Chelsea Harvey in reported in the Washington Post: “Rising global temperatures may be affecting the Greenland ice sheet — and its contribution to sea-level rise — in more serious ways tha[n] scientists imagined, a new study finds.” What’s up with this?
The concern is about the “firn”—a porous sheet of snow that slowly freezes into ice over time as more and more snow accumulates atop it but can absorb melt water in the meantime. According to the study, a layer of ice several meters thick has developed on top of the firn. Consequently, when surface snow or ice melts, the meltwater can’t seep into the porous snow but must instead run off into the sea, increasing the rate of loss of the Greenland ice cap and speeding sea level rise.
Conceptually, it’s simple. Imagine that you have a dry or semi-dry sponge, and you pour water onto it. Some, maybe all, of the water will be absorbed. But if you put a sheet of solid plastic over the sponge and then pour water on it, the water can’t reach the sponge and so runs off the sides instead.
So conceptually there’s nothing wrong with the idea. The problem is historical.

========

WORK TASK: Could you rewrite the stretch of the Greenland ice passage from "Chelsea Harvey in" through "up with this?", replacing "Rising global temperatures" with "Warming global temperatures"?

========

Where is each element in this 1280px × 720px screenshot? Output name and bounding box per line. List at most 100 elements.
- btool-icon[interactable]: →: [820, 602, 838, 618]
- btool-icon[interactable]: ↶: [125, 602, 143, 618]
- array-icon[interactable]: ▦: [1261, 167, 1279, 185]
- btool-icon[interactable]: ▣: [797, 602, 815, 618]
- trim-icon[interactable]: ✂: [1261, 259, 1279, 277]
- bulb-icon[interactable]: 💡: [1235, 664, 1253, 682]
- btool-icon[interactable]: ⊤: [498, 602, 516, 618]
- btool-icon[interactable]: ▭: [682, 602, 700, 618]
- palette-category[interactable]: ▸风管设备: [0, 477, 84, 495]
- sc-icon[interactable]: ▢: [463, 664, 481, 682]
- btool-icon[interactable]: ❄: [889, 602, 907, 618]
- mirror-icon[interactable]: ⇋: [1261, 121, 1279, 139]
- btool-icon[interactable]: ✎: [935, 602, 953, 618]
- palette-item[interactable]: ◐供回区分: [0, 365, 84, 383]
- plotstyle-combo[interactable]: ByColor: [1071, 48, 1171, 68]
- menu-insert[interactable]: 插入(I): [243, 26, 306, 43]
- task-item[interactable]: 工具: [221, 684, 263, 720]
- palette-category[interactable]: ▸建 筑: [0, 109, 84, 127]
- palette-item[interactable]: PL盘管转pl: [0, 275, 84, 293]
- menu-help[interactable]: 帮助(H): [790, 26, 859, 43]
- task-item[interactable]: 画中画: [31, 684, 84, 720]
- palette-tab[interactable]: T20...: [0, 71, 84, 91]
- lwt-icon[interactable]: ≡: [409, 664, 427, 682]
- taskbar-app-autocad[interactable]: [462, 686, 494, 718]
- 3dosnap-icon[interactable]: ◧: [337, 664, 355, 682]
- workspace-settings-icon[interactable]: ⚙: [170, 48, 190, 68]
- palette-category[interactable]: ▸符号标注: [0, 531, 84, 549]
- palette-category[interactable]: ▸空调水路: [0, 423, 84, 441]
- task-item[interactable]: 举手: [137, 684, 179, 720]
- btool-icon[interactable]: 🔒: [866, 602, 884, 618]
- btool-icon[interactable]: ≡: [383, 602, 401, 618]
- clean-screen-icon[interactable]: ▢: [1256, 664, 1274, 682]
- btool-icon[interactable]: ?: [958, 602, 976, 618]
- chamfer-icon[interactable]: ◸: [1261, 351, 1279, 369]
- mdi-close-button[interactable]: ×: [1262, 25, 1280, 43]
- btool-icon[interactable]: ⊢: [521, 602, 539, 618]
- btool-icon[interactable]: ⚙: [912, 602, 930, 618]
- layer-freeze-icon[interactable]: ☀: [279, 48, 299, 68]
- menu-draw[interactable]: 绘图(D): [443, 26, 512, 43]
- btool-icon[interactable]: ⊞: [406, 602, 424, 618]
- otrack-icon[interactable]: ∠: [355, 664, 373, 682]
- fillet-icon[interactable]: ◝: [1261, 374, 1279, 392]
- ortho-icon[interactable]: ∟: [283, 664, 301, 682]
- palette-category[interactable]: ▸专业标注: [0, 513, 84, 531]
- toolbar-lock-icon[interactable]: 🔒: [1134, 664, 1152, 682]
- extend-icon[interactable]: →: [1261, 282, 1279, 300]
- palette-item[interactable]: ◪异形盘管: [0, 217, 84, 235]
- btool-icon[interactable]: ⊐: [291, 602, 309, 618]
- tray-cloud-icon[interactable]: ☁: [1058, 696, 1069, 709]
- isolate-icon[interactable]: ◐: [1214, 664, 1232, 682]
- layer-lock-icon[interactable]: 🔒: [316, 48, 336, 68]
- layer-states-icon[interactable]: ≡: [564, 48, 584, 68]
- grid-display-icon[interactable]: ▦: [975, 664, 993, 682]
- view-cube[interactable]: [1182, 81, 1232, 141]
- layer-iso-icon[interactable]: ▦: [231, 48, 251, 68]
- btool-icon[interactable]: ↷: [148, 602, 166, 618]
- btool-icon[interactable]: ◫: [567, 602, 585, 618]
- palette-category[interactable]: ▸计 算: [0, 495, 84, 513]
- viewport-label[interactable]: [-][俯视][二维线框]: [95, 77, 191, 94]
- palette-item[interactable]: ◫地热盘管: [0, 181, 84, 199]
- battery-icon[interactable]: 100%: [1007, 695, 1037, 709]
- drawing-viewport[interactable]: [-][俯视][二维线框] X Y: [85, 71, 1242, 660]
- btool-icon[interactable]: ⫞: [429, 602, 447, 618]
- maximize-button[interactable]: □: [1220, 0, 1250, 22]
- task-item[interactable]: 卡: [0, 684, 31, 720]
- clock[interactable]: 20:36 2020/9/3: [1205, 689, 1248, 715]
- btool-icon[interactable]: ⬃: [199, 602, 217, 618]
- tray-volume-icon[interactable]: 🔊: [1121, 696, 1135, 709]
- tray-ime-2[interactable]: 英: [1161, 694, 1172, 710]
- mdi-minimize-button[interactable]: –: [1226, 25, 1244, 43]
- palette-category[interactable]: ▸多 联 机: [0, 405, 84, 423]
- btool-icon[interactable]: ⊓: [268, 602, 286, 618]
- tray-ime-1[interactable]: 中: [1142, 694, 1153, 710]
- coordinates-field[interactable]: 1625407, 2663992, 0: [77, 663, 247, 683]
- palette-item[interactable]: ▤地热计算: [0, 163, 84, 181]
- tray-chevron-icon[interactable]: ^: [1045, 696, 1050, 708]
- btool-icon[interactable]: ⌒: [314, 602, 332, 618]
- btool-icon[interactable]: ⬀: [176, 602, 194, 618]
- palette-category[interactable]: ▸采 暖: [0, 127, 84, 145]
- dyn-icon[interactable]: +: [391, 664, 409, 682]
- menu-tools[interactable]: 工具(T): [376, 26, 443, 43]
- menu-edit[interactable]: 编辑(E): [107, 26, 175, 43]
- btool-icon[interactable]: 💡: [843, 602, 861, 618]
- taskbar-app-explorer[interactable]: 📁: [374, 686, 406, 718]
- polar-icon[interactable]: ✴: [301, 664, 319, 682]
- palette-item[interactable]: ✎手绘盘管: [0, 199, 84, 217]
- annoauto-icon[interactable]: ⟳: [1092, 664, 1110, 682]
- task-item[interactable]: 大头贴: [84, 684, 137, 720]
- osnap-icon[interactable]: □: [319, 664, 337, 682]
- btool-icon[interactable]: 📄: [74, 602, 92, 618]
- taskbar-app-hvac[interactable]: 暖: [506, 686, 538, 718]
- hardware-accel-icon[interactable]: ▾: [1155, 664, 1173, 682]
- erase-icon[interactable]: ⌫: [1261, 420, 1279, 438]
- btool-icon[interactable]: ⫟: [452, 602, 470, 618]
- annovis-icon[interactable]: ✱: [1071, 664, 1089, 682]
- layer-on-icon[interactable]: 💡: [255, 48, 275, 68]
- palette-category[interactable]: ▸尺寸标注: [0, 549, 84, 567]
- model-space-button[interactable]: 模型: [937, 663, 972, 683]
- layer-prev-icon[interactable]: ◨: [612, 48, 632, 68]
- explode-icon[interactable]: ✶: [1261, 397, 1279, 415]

========

WRITTEN RESPONSE:
Chelsea Harvey in reported in the Washington Post: “Warming global temperatures may be affecting the Greenland ice sheet — and its contribution to sea-level rise — in more serious ways tha[n] scientists imagined, a new study finds.” What’s up with this?